### Directive
Reproduce the listing below without changes, except that pictures are left out.

= = = = = = =

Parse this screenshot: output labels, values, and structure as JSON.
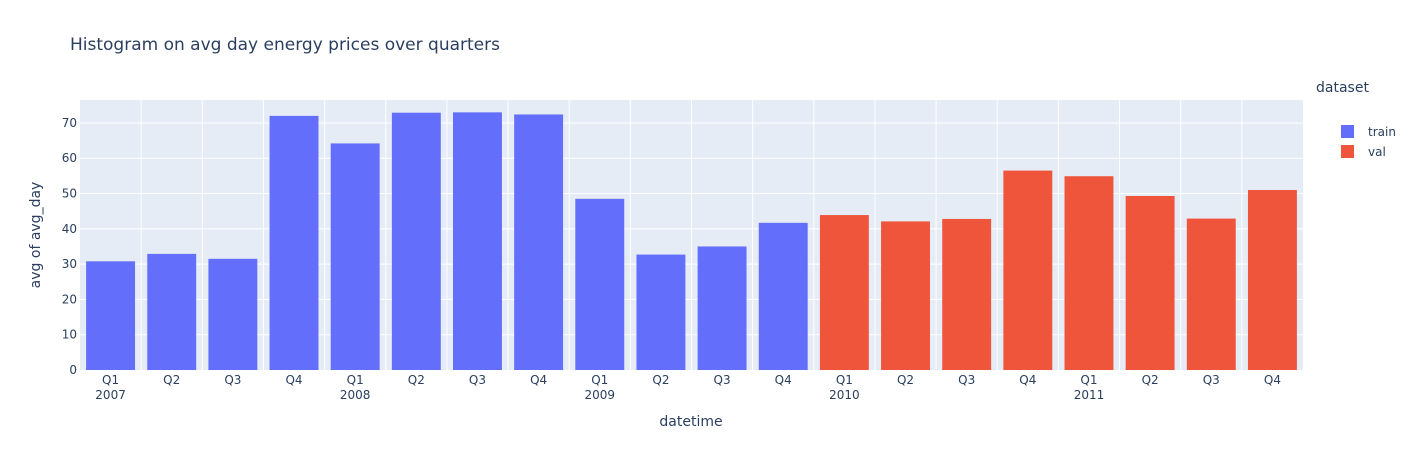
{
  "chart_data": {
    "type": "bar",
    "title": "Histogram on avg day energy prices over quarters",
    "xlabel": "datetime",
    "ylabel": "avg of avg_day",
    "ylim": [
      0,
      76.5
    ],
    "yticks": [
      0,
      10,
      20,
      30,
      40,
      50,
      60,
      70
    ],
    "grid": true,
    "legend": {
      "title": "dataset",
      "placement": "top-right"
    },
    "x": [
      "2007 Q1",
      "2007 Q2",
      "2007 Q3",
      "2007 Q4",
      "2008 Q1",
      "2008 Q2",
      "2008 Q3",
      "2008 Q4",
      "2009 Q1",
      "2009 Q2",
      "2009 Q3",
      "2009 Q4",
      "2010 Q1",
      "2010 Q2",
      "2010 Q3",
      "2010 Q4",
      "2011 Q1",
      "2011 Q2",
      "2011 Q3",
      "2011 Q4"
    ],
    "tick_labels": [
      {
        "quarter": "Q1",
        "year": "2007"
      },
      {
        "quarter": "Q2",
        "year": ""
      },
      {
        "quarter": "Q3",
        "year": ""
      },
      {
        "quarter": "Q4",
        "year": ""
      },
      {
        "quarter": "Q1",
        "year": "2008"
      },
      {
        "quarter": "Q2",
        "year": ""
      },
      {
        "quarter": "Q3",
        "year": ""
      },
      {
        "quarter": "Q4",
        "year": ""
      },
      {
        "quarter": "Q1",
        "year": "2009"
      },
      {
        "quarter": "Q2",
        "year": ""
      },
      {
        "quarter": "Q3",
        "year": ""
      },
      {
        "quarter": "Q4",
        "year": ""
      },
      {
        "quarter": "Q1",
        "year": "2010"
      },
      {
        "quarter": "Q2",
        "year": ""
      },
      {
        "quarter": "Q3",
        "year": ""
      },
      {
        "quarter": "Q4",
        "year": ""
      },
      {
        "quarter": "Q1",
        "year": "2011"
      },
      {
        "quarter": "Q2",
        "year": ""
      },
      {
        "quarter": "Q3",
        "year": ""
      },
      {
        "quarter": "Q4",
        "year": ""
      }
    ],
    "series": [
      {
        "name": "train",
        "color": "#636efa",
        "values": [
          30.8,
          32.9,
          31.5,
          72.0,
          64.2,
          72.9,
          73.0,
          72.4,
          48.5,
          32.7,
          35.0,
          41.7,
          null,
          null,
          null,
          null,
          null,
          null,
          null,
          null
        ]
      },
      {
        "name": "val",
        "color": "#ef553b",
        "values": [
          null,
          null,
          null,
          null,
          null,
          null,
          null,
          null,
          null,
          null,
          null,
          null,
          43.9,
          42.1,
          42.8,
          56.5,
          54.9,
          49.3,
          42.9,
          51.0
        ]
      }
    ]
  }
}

= = = = = = =

### Result of the exercise
Parse this screenshot: output labels, values, and structure as JSON.
{
  "chart_data": {
    "type": "bar",
    "title": "Histogram on avg day energy prices over quarters",
    "xlabel": "datetime",
    "ylabel": "avg of avg_day",
    "ylim": [
      0,
      76.5
    ],
    "yticks": [
      0,
      10,
      20,
      30,
      40,
      50,
      60,
      70
    ],
    "grid": true,
    "legend": {
      "title": "dataset",
      "placement": "top-right"
    },
    "x": [
      "2007 Q1",
      "2007 Q2",
      "2007 Q3",
      "2007 Q4",
      "2008 Q1",
      "2008 Q2",
      "2008 Q3",
      "2008 Q4",
      "2009 Q1",
      "2009 Q2",
      "2009 Q3",
      "2009 Q4",
      "2010 Q1",
      "2010 Q2",
      "2010 Q3",
      "2010 Q4",
      "2011 Q1",
      "2011 Q2",
      "2011 Q3",
      "2011 Q4"
    ],
    "tick_labels": [
      {
        "quarter": "Q1",
        "year": "2007"
      },
      {
        "quarter": "Q2",
        "year": ""
      },
      {
        "quarter": "Q3",
        "year": ""
      },
      {
        "quarter": "Q4",
        "year": ""
      },
      {
        "quarter": "Q1",
        "year": "2008"
      },
      {
        "quarter": "Q2",
        "year": ""
      },
      {
        "quarter": "Q3",
        "year": ""
      },
      {
        "quarter": "Q4",
        "year": ""
      },
      {
        "quarter": "Q1",
        "year": "2009"
      },
      {
        "quarter": "Q2",
        "year": ""
      },
      {
        "quarter": "Q3",
        "year": ""
      },
      {
        "quarter": "Q4",
        "year": ""
      },
      {
        "quarter": "Q1",
        "year": "2010"
      },
      {
        "quarter": "Q2",
        "year": ""
      },
      {
        "quarter": "Q3",
        "year": ""
      },
      {
        "quarter": "Q4",
        "year": ""
      },
      {
        "quarter": "Q1",
        "year": "2011"
      },
      {
        "quarter": "Q2",
        "year": ""
      },
      {
        "quarter": "Q3",
        "year": ""
      },
      {
        "quarter": "Q4",
        "year": ""
      }
    ],
    "series": [
      {
        "name": "train",
        "color": "#636efa",
        "values": [
          30.8,
          32.9,
          31.5,
          72.0,
          64.2,
          72.9,
          73.0,
          72.4,
          48.5,
          32.7,
          35.0,
          41.7,
          null,
          null,
          null,
          null,
          null,
          null,
          null,
          null
        ]
      },
      {
        "name": "val",
        "color": "#ef553b",
        "values": [
          null,
          null,
          null,
          null,
          null,
          null,
          null,
          null,
          null,
          null,
          null,
          null,
          43.9,
          42.1,
          42.8,
          56.5,
          54.9,
          49.3,
          42.9,
          51.0
        ]
      }
    ]
  }
}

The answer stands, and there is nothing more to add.